Task statement: Only the lines that include "oder" should be copied from the data below.

Information given:

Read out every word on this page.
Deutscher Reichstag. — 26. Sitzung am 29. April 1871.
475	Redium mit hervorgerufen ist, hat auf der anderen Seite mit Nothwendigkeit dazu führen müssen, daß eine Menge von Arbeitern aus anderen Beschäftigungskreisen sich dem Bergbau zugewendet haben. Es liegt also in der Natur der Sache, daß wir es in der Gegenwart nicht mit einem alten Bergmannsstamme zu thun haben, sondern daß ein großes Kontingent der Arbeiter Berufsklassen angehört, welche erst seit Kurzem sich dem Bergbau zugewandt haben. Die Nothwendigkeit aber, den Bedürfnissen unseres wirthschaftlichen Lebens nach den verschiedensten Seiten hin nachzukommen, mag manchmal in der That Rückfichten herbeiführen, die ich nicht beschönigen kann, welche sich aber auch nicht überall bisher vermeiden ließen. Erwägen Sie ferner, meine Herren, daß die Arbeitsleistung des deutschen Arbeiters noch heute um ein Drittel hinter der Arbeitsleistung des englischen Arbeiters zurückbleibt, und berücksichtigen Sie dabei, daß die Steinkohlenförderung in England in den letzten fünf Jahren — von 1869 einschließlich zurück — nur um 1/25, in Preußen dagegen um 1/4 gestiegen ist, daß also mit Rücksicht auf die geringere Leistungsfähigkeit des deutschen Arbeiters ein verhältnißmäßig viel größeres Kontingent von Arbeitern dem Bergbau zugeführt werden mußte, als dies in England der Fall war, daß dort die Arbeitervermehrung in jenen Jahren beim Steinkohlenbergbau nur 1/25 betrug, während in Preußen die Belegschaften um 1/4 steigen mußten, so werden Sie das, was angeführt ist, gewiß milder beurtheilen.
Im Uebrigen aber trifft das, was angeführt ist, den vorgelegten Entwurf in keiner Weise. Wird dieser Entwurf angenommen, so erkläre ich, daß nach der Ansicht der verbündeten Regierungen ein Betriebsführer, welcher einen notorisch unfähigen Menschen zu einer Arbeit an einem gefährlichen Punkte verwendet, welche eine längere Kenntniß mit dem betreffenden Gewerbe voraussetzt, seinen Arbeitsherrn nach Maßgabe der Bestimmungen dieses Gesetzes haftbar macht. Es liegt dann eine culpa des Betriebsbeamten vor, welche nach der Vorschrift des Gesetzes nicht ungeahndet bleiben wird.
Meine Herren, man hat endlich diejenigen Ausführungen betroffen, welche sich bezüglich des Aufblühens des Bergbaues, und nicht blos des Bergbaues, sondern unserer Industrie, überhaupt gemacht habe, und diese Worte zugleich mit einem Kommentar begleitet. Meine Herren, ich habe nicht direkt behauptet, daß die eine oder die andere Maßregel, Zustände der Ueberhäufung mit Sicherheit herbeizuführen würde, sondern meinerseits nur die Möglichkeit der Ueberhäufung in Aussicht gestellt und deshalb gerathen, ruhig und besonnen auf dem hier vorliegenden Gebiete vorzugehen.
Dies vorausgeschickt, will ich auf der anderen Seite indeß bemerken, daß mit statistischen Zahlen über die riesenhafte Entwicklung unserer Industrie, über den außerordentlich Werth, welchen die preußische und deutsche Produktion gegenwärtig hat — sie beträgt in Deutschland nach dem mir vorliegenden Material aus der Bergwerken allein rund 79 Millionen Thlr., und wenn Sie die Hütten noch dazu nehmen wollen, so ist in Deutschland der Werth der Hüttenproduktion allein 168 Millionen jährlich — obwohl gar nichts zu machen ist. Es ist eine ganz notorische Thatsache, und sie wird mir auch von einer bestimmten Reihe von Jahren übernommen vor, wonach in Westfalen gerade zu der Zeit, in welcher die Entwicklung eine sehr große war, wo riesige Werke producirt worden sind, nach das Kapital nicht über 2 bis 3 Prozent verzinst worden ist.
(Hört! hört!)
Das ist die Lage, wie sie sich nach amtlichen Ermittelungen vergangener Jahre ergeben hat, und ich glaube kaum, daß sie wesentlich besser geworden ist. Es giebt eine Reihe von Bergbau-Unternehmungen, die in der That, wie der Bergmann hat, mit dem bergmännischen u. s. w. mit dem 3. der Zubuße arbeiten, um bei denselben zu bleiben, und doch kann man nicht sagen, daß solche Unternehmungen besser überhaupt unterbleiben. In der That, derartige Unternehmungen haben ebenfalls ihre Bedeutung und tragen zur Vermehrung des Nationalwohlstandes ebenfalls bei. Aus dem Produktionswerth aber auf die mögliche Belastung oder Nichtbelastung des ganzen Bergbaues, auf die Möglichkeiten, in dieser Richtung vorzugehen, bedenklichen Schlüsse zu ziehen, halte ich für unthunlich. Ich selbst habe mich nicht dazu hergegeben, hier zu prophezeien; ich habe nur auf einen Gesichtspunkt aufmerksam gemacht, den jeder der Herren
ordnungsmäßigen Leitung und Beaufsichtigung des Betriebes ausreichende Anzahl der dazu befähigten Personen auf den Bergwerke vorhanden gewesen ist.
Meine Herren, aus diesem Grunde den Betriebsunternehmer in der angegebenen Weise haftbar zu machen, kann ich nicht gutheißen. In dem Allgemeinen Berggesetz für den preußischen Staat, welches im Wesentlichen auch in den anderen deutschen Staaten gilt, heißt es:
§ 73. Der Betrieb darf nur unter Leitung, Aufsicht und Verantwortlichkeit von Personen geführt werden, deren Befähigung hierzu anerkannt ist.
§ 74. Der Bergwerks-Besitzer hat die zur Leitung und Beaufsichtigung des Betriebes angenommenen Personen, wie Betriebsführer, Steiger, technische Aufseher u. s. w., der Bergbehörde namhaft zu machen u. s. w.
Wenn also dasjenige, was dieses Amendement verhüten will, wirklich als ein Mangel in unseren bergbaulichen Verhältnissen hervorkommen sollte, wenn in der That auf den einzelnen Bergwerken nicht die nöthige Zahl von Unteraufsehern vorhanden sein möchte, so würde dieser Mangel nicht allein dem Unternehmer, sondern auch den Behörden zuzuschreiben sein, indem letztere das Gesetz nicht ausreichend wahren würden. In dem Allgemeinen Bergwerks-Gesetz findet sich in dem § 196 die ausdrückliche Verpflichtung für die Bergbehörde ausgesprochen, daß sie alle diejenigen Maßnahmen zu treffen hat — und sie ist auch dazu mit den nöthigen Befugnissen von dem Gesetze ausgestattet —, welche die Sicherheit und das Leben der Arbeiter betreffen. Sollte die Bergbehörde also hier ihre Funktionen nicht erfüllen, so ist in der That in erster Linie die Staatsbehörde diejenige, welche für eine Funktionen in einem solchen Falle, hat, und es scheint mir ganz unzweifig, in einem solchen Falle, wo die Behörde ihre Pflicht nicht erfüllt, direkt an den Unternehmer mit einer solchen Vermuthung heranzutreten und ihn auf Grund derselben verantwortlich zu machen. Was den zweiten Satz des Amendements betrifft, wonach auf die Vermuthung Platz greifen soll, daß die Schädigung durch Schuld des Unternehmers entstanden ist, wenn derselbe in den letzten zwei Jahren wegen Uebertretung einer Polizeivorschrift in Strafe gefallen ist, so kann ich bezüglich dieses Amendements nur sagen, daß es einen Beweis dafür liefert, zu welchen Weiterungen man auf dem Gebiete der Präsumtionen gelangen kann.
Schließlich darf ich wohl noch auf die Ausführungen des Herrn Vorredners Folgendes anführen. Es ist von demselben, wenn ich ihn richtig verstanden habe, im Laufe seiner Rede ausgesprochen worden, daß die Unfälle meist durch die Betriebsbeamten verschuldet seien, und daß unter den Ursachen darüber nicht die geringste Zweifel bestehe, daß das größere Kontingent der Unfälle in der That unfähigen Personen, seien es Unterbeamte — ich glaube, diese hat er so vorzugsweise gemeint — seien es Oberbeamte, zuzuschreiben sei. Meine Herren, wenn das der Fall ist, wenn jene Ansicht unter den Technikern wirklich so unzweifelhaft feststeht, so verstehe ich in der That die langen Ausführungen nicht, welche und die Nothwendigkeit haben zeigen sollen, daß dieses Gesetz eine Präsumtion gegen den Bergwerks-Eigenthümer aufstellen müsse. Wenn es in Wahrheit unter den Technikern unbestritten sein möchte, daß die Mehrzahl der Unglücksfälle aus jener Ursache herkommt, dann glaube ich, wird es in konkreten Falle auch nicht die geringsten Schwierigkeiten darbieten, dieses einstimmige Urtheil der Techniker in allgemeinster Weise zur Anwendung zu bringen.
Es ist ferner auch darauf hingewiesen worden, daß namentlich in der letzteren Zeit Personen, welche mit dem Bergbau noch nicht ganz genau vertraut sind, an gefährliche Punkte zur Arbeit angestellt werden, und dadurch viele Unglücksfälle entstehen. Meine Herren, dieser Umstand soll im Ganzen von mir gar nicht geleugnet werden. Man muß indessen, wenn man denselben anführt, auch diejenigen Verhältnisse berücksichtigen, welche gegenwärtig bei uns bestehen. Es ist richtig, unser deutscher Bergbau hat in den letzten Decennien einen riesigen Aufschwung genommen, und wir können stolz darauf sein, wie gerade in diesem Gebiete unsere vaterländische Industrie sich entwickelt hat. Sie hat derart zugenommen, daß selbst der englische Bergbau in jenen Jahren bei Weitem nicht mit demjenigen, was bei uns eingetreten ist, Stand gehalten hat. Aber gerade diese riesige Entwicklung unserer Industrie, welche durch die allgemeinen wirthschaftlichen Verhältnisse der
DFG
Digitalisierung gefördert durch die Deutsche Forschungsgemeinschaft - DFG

Problem solution:
Meine Herren, man hat endlich diejenigen Ausführungen betroffen, welche sich bezüglich des Aufblühens des Bergbaues, und nicht blos des Bergbaues, sondern unserer Industrie, überhaupt gemacht habe, und diese Worte zugleich mit einem Kommentar begleitet. Meine Herren, ich habe nicht direkt behauptet, daß die eine oder die andere Maßregel, Zustände der Ueberhäufung mit Sicherheit herbeizuführen würde, sondern meinerseits nur die Möglichkeit der Ueberhäufung in Aussicht gestellt und deshalb gerathen, ruhig und besonnen auf dem hier vorliegenden Gebiete vorzugehen.
Das ist die Lage, wie sie sich nach amtlichen Ermittelungen vergangener Jahre ergeben hat, und ich glaube kaum, daß sie wesentlich besser geworden ist. Es giebt eine Reihe von Bergbau-Unternehmungen, die in der That, wie der Bergmann hat, mit dem bergmännischen u. s. w. mit dem 3. der Zubuße arbeiten, um bei denselben zu bleiben, und doch kann man nicht sagen, daß solche Unternehmungen besser überhaupt unterbleiben. In der That, derartige Unternehmungen haben ebenfalls ihre Bedeutung und tragen zur Vermehrung des Nationalwohlstandes ebenfalls bei. Aus dem Produktionswerth aber auf die mögliche Belastung oder Nichtbelastung des ganzen Bergbaues, auf die Möglichkeiten, in dieser Richtung vorzugehen, bedenklichen Schlüsse zu ziehen, halte ich für unthunlich. Ich selbst habe mich nicht dazu hergegeben, hier zu prophezeien; ich habe nur auf einen Gesichtspunkt aufmerksam gemacht, den jeder der Herren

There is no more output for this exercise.